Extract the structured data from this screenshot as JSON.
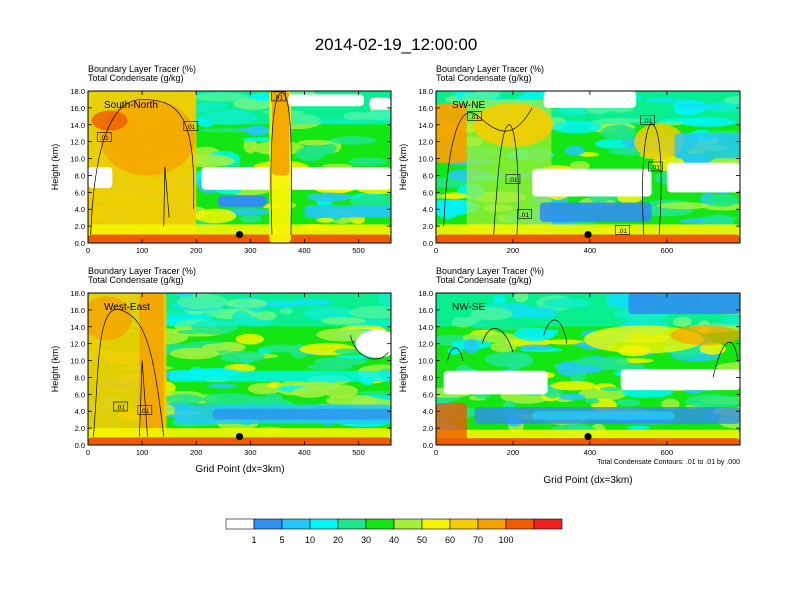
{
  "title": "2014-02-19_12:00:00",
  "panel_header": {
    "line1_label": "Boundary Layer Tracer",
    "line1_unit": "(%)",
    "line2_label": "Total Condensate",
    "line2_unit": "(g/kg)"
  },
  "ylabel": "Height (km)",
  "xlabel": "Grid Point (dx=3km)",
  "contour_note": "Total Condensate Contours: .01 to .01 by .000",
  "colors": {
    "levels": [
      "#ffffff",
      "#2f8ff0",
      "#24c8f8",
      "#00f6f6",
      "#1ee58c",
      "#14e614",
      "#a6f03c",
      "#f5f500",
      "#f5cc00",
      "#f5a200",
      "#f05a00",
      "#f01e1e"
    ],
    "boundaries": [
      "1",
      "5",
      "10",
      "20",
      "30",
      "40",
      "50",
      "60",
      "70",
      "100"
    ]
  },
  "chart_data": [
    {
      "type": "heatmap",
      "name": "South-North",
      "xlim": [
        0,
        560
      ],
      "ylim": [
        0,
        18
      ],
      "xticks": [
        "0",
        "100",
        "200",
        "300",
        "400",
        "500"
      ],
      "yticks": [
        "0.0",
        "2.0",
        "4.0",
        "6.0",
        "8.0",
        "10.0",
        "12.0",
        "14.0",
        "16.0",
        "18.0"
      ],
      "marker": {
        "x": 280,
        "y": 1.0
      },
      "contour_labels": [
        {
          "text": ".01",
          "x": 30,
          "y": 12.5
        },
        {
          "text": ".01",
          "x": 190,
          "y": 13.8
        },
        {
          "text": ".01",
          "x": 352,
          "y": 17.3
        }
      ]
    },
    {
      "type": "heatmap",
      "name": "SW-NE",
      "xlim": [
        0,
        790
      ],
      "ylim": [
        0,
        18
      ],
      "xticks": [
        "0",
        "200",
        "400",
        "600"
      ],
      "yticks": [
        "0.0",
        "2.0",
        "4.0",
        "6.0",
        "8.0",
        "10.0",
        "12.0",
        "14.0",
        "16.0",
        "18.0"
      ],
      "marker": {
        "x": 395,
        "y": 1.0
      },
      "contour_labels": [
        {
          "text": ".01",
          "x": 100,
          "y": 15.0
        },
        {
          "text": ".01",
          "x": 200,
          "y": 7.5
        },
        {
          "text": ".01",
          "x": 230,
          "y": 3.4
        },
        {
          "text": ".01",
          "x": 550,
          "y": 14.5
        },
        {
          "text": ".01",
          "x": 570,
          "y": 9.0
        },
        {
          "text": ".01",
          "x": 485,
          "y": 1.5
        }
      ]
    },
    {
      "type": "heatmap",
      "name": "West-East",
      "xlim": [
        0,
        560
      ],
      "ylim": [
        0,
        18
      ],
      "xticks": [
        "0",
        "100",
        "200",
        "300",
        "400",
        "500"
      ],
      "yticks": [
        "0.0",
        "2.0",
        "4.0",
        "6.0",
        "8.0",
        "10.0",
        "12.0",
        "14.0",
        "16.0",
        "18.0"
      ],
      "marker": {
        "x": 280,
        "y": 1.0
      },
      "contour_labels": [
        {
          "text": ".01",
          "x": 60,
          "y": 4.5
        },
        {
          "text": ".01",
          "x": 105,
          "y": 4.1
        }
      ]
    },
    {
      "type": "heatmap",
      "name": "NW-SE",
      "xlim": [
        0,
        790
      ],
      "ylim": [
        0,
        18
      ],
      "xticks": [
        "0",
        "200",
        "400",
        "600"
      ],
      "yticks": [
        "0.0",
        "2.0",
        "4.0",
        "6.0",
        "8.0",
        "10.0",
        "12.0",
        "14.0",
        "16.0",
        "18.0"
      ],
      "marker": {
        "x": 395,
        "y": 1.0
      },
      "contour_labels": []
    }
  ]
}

# # #

**DESCRIPTION OF THE TASK:**
Transcribe the listing in full and omit the pictures.

**TASK OUTPUT:**
Extract the structured data from this screenshot as JSON.
{
  "title": "2014-02-19_12:00:00",
  "panel_header": {
    "line1_label": "Boundary Layer Tracer",
    "line1_unit": "(%)",
    "line2_label": "Total Condensate",
    "line2_unit": "(g/kg)"
  },
  "ylabel": "Height (km)",
  "xlabel": "Grid Point (dx=3km)",
  "contour_note": "Total Condensate Contours: .01 to .01 by .000",
  "colors": {
    "levels": [
      "#ffffff",
      "#2f8ff0",
      "#24c8f8",
      "#00f6f6",
      "#1ee58c",
      "#14e614",
      "#a6f03c",
      "#f5f500",
      "#f5cc00",
      "#f5a200",
      "#f05a00",
      "#f01e1e"
    ],
    "boundaries": [
      "1",
      "5",
      "10",
      "20",
      "30",
      "40",
      "50",
      "60",
      "70",
      "100"
    ]
  },
  "chart_data": [
    {
      "type": "heatmap",
      "name": "South-North",
      "xlim": [
        0,
        560
      ],
      "ylim": [
        0,
        18
      ],
      "xticks": [
        "0",
        "100",
        "200",
        "300",
        "400",
        "500"
      ],
      "yticks": [
        "0.0",
        "2.0",
        "4.0",
        "6.0",
        "8.0",
        "10.0",
        "12.0",
        "14.0",
        "16.0",
        "18.0"
      ],
      "marker": {
        "x": 280,
        "y": 1.0
      },
      "contour_labels": [
        {
          "text": ".01",
          "x": 30,
          "y": 12.5
        },
        {
          "text": ".01",
          "x": 190,
          "y": 13.8
        },
        {
          "text": ".01",
          "x": 352,
          "y": 17.3
        }
      ]
    },
    {
      "type": "heatmap",
      "name": "SW-NE",
      "xlim": [
        0,
        790
      ],
      "ylim": [
        0,
        18
      ],
      "xticks": [
        "0",
        "200",
        "400",
        "600"
      ],
      "yticks": [
        "0.0",
        "2.0",
        "4.0",
        "6.0",
        "8.0",
        "10.0",
        "12.0",
        "14.0",
        "16.0",
        "18.0"
      ],
      "marker": {
        "x": 395,
        "y": 1.0
      },
      "contour_labels": [
        {
          "text": ".01",
          "x": 100,
          "y": 15.0
        },
        {
          "text": ".01",
          "x": 200,
          "y": 7.5
        },
        {
          "text": ".01",
          "x": 230,
          "y": 3.4
        },
        {
          "text": ".01",
          "x": 550,
          "y": 14.5
        },
        {
          "text": ".01",
          "x": 570,
          "y": 9.0
        },
        {
          "text": ".01",
          "x": 485,
          "y": 1.5
        }
      ]
    },
    {
      "type": "heatmap",
      "name": "West-East",
      "xlim": [
        0,
        560
      ],
      "ylim": [
        0,
        18
      ],
      "xticks": [
        "0",
        "100",
        "200",
        "300",
        "400",
        "500"
      ],
      "yticks": [
        "0.0",
        "2.0",
        "4.0",
        "6.0",
        "8.0",
        "10.0",
        "12.0",
        "14.0",
        "16.0",
        "18.0"
      ],
      "marker": {
        "x": 280,
        "y": 1.0
      },
      "contour_labels": [
        {
          "text": ".01",
          "x": 60,
          "y": 4.5
        },
        {
          "text": ".01",
          "x": 105,
          "y": 4.1
        }
      ]
    },
    {
      "type": "heatmap",
      "name": "NW-SE",
      "xlim": [
        0,
        790
      ],
      "ylim": [
        0,
        18
      ],
      "xticks": [
        "0",
        "200",
        "400",
        "600"
      ],
      "yticks": [
        "0.0",
        "2.0",
        "4.0",
        "6.0",
        "8.0",
        "10.0",
        "12.0",
        "14.0",
        "16.0",
        "18.0"
      ],
      "marker": {
        "x": 395,
        "y": 1.0
      },
      "contour_labels": []
    }
  ]
}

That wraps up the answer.